──────── DOCUMENT TEXT ────────

The Anteater's great claws are not only serviceable in tearing up the ground to get at its food; armed with them he does not fear, as Mr. Waterton remarked, "the fatal pressure of the serpent's fold or the teeth of the famished jaguar." An Anteater, too, is more than a match for a big dog, and will rip open its belly with the claws while the dog is vainly trying to make an impression with its teeth upon the shaggy hair.

Tamandua is a smaller animal than Myrmecophaga, and, as has been stated, is arboreal; associated with this habit is a prehensile tail. Like the last genus, Tamandua has a rudimentary clavicle, this bone being well developed in the little Cycloturus.

Fig. 92.—Skull of Anteater (Myrmecophaga). Lateral view, al.sph, Alisphenoid; cond, condyle of mandible; cor, coronoid process of mandible; ex.oc, exoccipital; ext.aud, external auditory meatus; fr, frontal; ju, jugal; lcr, lachrymal; max, maxilla; nas, nasal; occ.cond, occipital condyle; pal, palatine; par, parietal; p.max, premaxilla; s.oc, supraoccipital; sq, squamosal; ty, tympanic. (From Parker and Haswell's Zoology).

──────── EXCERPTED RECORDS ────────

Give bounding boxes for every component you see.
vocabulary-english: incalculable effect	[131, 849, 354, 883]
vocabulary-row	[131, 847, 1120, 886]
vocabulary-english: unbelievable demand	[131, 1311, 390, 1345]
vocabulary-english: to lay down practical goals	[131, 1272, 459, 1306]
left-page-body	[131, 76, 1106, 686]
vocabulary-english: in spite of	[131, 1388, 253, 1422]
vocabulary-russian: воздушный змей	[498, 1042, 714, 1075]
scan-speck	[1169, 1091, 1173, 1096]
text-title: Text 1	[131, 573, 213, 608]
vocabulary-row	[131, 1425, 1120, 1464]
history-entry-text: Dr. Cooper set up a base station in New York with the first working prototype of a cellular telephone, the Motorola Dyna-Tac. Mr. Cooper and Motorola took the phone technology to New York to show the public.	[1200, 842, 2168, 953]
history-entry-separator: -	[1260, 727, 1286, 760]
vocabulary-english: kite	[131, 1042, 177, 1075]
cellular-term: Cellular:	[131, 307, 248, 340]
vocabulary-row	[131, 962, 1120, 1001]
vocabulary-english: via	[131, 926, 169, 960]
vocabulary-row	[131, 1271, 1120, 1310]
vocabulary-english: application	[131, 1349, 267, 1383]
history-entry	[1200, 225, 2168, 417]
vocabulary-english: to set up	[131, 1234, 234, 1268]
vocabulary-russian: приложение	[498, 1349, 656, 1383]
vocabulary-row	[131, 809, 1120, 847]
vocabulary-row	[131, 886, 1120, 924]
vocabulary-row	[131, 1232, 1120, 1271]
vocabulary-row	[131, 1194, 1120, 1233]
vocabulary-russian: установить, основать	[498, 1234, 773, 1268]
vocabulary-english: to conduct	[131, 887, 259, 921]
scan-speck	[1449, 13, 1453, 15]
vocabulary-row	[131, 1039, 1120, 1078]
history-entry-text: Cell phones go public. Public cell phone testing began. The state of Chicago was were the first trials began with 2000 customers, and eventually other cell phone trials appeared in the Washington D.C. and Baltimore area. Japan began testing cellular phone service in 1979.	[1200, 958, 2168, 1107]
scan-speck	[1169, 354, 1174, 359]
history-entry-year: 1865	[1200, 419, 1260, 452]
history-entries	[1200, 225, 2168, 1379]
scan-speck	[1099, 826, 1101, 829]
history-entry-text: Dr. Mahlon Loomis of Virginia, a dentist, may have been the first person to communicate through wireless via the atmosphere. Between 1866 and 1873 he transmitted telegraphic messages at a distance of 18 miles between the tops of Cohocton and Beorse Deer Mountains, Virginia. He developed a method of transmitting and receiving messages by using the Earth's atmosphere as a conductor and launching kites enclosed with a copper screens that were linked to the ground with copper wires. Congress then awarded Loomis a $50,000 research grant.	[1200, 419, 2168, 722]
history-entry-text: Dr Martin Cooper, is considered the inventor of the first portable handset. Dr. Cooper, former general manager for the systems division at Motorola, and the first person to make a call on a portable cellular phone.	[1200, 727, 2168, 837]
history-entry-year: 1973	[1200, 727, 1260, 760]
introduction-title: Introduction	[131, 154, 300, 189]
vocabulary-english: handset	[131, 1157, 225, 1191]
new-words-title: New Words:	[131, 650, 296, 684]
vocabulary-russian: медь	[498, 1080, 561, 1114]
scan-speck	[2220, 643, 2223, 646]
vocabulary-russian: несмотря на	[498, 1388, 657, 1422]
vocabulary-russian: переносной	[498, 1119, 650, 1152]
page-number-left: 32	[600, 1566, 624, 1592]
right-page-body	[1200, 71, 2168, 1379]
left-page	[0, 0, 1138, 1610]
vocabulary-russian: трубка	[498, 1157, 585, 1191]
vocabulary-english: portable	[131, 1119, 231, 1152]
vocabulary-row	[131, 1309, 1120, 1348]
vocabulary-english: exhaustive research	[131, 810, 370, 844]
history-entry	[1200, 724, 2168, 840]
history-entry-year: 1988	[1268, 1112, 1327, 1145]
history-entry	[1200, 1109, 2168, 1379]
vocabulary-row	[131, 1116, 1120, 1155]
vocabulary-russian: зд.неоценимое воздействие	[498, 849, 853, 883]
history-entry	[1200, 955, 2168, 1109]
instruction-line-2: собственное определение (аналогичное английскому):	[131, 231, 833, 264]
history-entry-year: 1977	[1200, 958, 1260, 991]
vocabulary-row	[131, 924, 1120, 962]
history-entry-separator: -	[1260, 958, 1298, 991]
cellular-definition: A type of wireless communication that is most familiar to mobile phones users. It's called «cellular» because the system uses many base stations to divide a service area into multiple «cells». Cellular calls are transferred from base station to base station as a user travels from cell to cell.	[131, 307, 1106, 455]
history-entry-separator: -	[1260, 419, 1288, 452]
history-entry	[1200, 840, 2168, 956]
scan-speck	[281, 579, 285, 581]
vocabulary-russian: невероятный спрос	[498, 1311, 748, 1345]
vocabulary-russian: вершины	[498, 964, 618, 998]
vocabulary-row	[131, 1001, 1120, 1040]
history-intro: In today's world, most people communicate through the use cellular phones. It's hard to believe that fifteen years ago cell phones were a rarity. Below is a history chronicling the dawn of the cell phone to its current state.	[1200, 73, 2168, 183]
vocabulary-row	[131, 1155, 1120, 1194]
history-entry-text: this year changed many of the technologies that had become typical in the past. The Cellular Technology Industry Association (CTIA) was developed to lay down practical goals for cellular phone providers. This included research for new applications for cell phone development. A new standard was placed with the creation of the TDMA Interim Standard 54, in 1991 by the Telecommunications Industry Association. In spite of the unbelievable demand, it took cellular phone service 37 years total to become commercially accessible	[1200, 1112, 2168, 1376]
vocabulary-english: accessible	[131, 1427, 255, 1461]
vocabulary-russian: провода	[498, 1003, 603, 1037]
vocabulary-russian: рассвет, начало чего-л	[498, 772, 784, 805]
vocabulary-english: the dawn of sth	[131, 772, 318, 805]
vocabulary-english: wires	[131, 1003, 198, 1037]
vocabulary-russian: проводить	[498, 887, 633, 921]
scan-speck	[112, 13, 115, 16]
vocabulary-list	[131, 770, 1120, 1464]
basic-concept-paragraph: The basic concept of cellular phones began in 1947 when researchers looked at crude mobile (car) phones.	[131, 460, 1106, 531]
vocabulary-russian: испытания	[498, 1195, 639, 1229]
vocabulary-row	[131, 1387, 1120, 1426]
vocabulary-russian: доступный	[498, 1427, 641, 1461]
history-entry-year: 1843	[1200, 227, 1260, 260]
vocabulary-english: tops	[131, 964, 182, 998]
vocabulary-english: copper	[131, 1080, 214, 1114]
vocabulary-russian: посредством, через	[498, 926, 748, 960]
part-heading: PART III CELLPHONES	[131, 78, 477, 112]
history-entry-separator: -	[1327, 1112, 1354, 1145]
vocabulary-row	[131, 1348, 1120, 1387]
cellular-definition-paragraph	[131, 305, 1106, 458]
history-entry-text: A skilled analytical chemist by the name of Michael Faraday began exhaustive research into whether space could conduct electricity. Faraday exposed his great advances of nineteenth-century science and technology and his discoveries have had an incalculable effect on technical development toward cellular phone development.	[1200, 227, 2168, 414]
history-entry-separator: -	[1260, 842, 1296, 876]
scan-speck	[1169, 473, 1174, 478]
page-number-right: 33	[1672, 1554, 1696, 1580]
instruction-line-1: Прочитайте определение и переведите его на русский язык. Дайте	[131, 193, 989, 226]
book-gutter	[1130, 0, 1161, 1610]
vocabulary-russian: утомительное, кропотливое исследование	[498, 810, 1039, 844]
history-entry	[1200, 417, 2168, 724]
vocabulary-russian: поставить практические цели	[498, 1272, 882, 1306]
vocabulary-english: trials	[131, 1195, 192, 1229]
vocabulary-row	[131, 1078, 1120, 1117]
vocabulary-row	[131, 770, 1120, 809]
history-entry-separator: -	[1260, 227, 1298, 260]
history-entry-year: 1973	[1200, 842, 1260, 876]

────────

● **TASK REQUIREMENTS**:
In the anteater text, condense the paragraph beginning "The Anteater's great claws" into a shorter version that keeps its main facts. The data play no part in this work.

● **TASK RESULT**:
The Anteater's great claws serve both to tear up the ground for food and as weapons. As Mr. Waterton remarked, they allow it not to fear a serpent's crushing coils or a hungry jaguar's teeth. It can also overcome a big dog, ripping open the dog's belly while the dog's teeth fail to get through its shaggy hair.